Material to process:
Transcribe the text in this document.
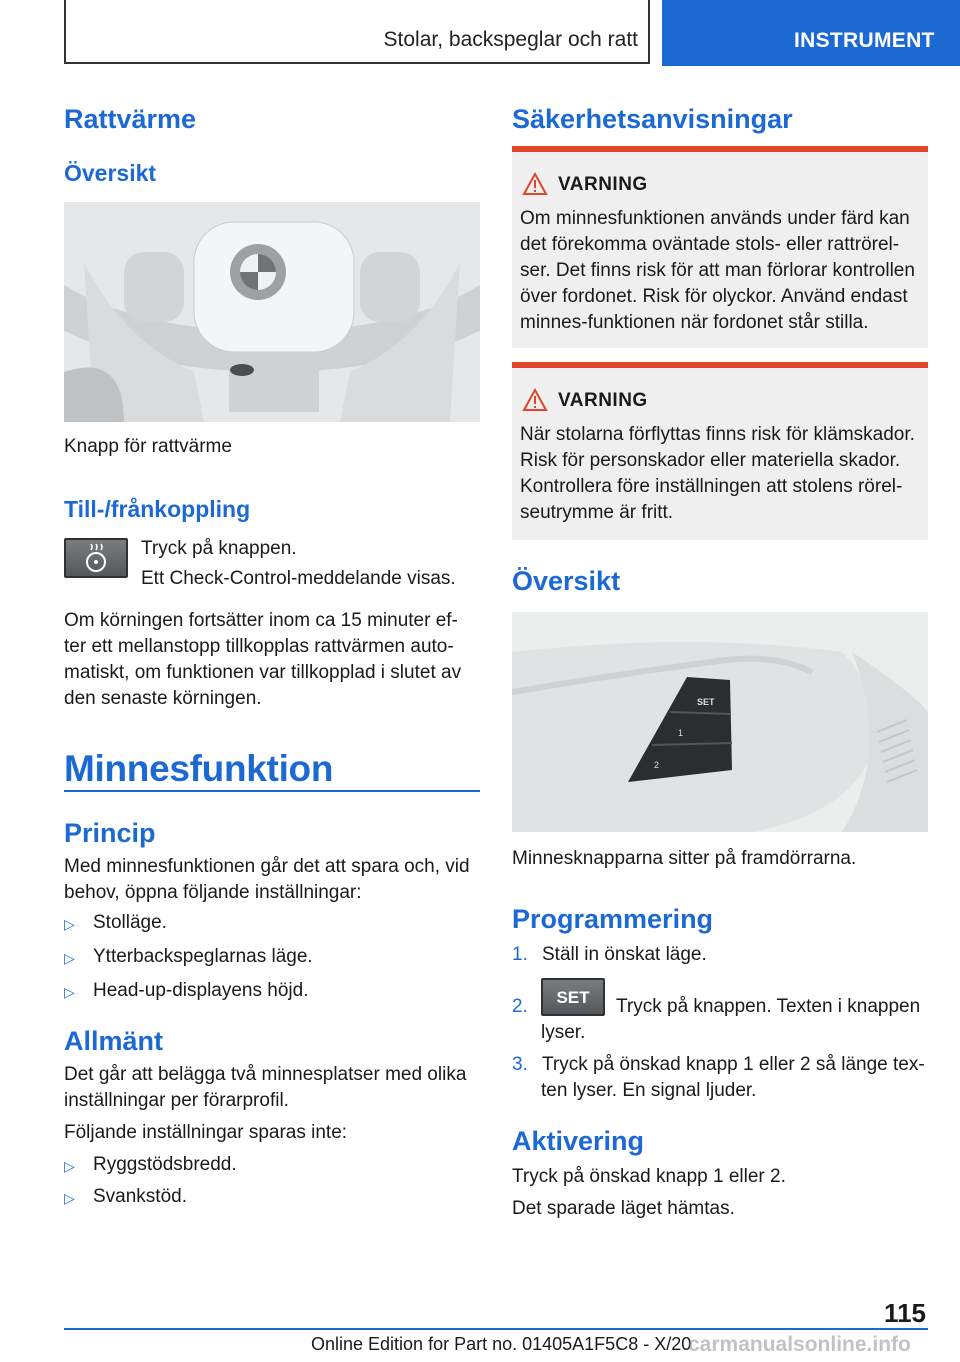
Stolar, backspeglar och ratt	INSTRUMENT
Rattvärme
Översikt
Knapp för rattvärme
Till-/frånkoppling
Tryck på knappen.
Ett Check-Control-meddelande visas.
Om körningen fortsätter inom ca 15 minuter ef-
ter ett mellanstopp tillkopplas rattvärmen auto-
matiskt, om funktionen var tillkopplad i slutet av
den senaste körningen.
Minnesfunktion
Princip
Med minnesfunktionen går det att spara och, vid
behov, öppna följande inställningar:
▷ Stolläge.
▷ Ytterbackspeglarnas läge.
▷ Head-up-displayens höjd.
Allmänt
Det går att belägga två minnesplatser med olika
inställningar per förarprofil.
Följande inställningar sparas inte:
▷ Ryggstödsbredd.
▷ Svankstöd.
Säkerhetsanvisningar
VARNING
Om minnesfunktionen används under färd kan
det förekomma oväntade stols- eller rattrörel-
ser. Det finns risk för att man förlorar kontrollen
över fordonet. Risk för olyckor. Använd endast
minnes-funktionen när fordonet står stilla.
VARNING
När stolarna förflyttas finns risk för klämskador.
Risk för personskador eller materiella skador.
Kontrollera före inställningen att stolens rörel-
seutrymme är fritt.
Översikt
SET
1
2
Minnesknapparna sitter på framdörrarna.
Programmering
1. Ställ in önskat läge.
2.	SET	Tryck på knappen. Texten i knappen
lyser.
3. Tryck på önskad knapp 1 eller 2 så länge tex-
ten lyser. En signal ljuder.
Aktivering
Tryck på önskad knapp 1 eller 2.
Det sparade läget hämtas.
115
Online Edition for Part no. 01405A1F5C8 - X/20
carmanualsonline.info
* * *
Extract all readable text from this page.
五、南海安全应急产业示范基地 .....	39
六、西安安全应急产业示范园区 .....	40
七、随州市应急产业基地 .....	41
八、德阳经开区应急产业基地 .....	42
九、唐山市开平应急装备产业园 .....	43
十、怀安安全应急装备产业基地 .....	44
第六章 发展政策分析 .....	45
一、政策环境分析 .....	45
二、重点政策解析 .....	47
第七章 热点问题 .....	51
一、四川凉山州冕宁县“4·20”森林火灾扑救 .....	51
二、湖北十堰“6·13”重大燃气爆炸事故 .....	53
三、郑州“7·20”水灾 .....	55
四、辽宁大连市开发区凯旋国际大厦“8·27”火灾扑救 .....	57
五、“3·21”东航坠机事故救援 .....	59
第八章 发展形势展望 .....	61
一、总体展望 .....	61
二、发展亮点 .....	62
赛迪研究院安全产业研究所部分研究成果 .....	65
...
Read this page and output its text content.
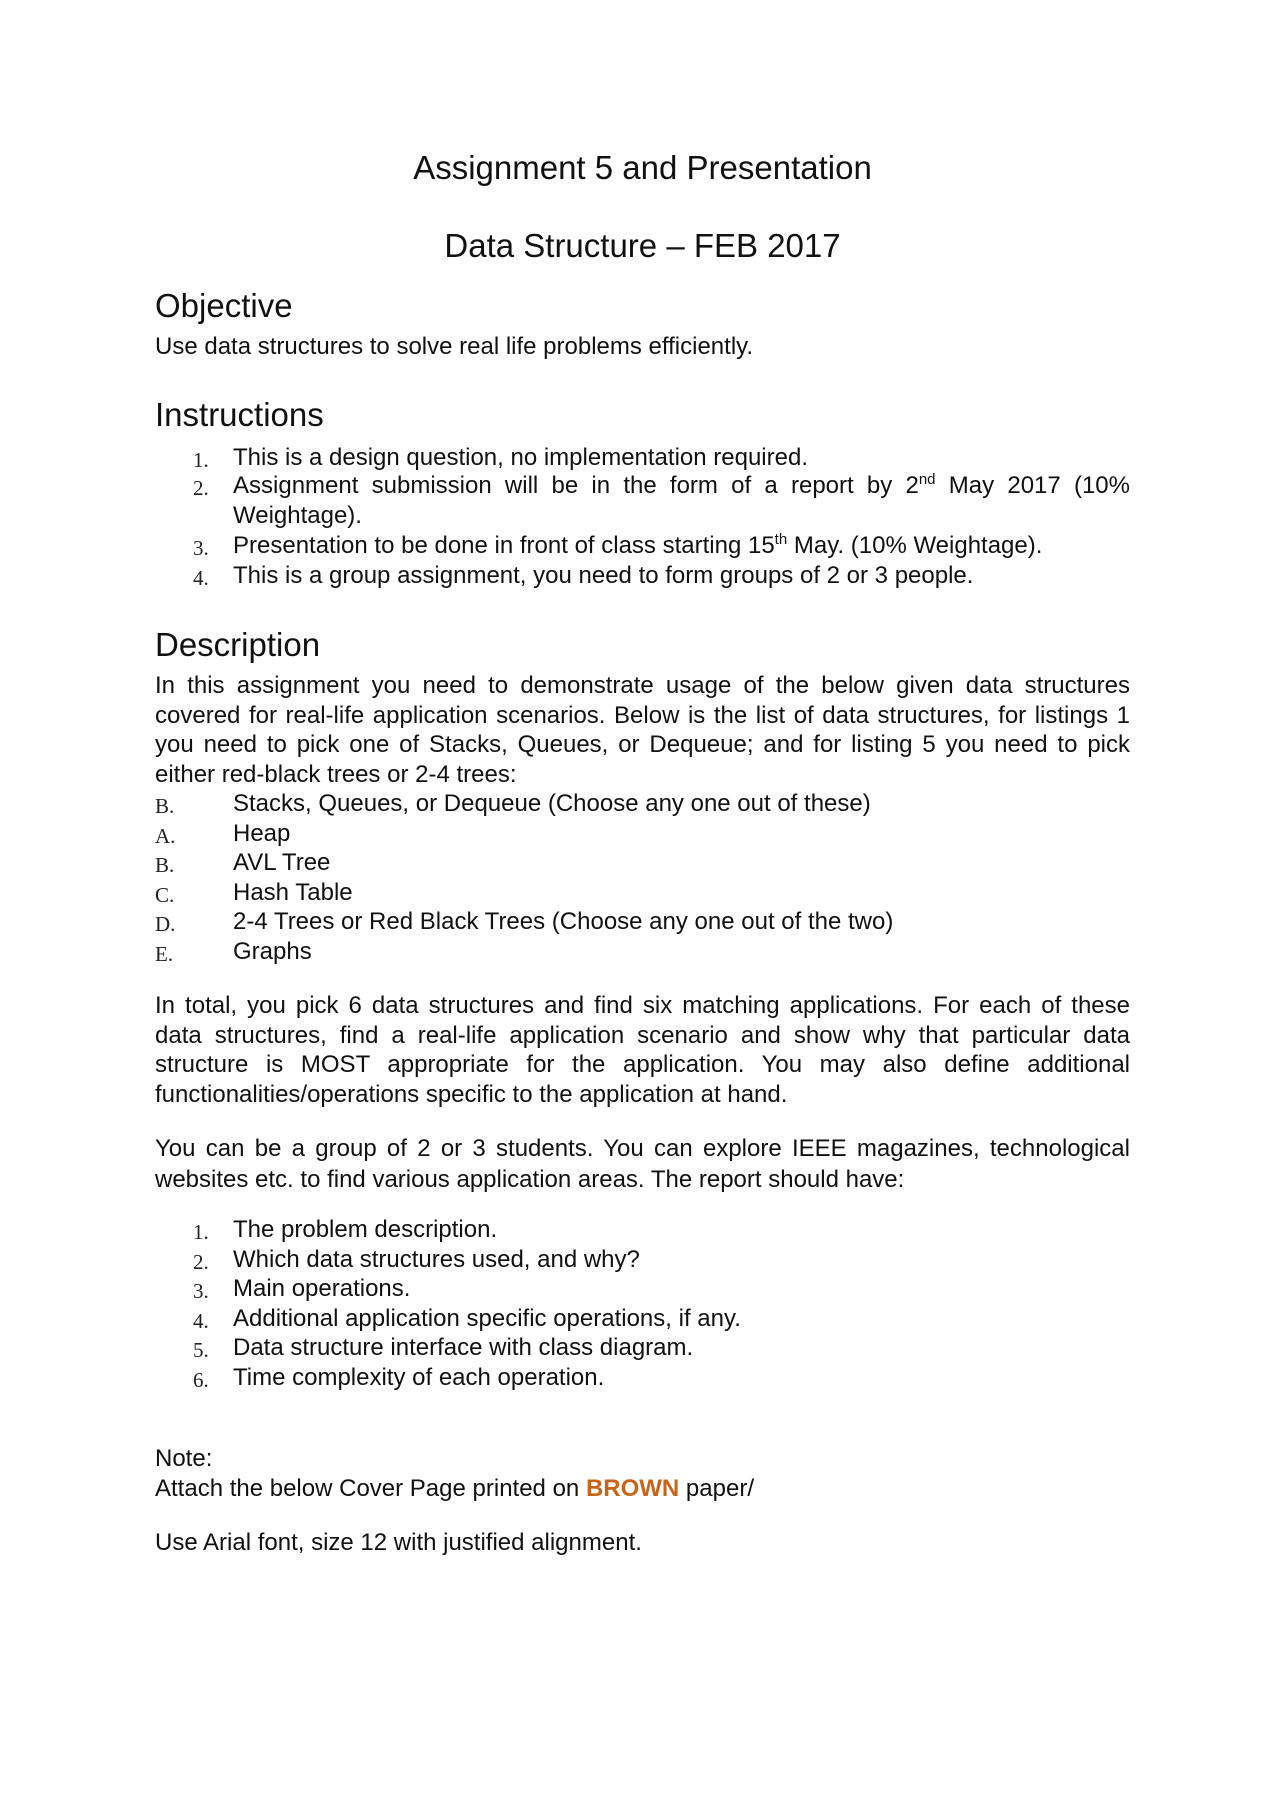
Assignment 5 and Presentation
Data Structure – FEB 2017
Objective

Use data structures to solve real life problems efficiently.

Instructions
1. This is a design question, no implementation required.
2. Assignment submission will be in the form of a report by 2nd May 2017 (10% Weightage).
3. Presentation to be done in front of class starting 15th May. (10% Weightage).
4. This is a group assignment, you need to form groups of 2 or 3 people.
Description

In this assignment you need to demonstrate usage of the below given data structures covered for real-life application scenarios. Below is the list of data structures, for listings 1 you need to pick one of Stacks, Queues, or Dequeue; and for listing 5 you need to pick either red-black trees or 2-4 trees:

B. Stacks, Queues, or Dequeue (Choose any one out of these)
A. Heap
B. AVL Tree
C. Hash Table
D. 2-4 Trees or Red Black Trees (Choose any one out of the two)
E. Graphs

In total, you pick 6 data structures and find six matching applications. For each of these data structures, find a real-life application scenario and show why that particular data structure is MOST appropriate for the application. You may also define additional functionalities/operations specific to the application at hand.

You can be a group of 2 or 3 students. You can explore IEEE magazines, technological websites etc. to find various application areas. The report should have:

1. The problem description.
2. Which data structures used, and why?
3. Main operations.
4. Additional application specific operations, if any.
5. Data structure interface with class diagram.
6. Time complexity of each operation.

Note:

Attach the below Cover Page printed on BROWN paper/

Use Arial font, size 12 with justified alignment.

Exercise description: Find each line with the string "group" and copy it out.

Complete answer:
4. This is a group assignment, you need to form groups of 2 or 3 people.
You can be a group of 2 or 3 students. You can explore IEEE magazines, technological websites etc. to find various application areas. The report should have:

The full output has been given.